## What is asked
Return all of the entries word for word, but omit the pictures they contain.

Source data
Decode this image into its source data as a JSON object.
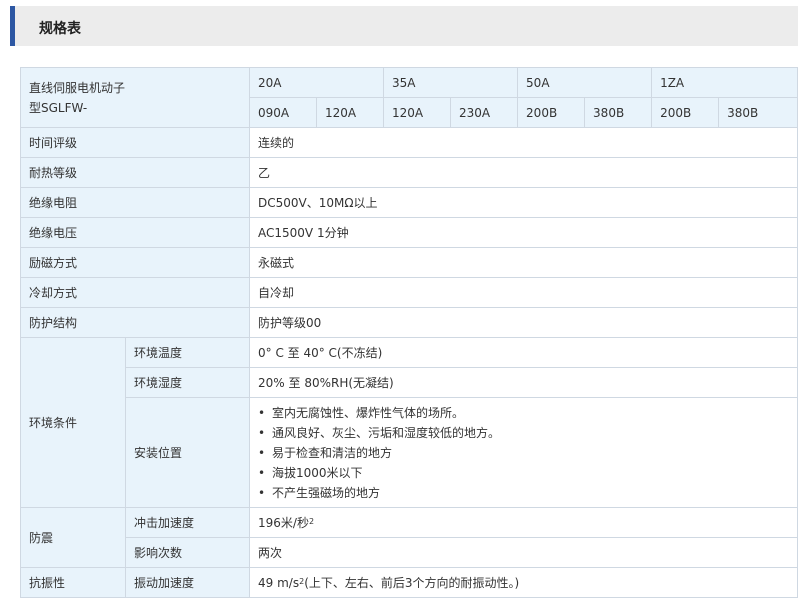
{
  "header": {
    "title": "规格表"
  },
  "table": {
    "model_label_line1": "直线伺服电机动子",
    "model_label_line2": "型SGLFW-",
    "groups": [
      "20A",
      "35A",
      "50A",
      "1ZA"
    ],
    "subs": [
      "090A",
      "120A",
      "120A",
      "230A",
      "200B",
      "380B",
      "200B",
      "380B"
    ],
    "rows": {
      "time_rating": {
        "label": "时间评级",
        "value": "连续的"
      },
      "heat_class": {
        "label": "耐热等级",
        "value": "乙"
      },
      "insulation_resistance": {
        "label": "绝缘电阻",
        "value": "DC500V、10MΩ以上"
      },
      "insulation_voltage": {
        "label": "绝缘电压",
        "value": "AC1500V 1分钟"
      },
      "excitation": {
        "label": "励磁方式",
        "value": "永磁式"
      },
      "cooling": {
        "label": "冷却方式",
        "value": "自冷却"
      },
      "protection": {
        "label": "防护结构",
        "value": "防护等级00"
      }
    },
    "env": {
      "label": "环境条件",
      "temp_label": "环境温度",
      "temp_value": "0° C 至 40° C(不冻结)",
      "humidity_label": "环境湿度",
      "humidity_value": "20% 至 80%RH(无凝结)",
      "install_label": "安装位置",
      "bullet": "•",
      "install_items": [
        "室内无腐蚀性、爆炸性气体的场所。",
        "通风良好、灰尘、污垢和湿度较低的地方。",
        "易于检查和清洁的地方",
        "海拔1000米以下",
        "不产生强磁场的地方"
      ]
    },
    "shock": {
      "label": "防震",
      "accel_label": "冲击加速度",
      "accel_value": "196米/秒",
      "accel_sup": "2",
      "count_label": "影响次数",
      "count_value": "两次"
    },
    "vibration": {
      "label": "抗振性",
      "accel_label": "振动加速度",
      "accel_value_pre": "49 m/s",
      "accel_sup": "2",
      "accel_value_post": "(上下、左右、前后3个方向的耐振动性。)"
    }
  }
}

## Task answer
Decode this image into its source data as a JSON object.
{
  "header": {
    "title": "规格表"
  },
  "table": {
    "model_label_line1": "直线伺服电机动子",
    "model_label_line2": "型SGLFW-",
    "groups": [
      "20A",
      "35A",
      "50A",
      "1ZA"
    ],
    "subs": [
      "090A",
      "120A",
      "120A",
      "230A",
      "200B",
      "380B",
      "200B",
      "380B"
    ],
    "rows": {
      "time_rating": {
        "label": "时间评级",
        "value": "连续的"
      },
      "heat_class": {
        "label": "耐热等级",
        "value": "乙"
      },
      "insulation_resistance": {
        "label": "绝缘电阻",
        "value": "DC500V、10MΩ以上"
      },
      "insulation_voltage": {
        "label": "绝缘电压",
        "value": "AC1500V 1分钟"
      },
      "excitation": {
        "label": "励磁方式",
        "value": "永磁式"
      },
      "cooling": {
        "label": "冷却方式",
        "value": "自冷却"
      },
      "protection": {
        "label": "防护结构",
        "value": "防护等级00"
      }
    },
    "env": {
      "label": "环境条件",
      "temp_label": "环境温度",
      "temp_value": "0° C 至 40° C(不冻结)",
      "humidity_label": "环境湿度",
      "humidity_value": "20% 至 80%RH(无凝结)",
      "install_label": "安装位置",
      "bullet": "•",
      "install_items": [
        "室内无腐蚀性、爆炸性气体的场所。",
        "通风良好、灰尘、污垢和湿度较低的地方。",
        "易于检查和清洁的地方",
        "海拔1000米以下",
        "不产生强磁场的地方"
      ]
    },
    "shock": {
      "label": "防震",
      "accel_label": "冲击加速度",
      "accel_value": "196米/秒",
      "accel_sup": "2",
      "count_label": "影响次数",
      "count_value": "两次"
    },
    "vibration": {
      "label": "抗振性",
      "accel_label": "振动加速度",
      "accel_value_pre": "49 m/s",
      "accel_sup": "2",
      "accel_value_post": "(上下、左右、前后3个方向的耐振动性。)"
    }
  }
}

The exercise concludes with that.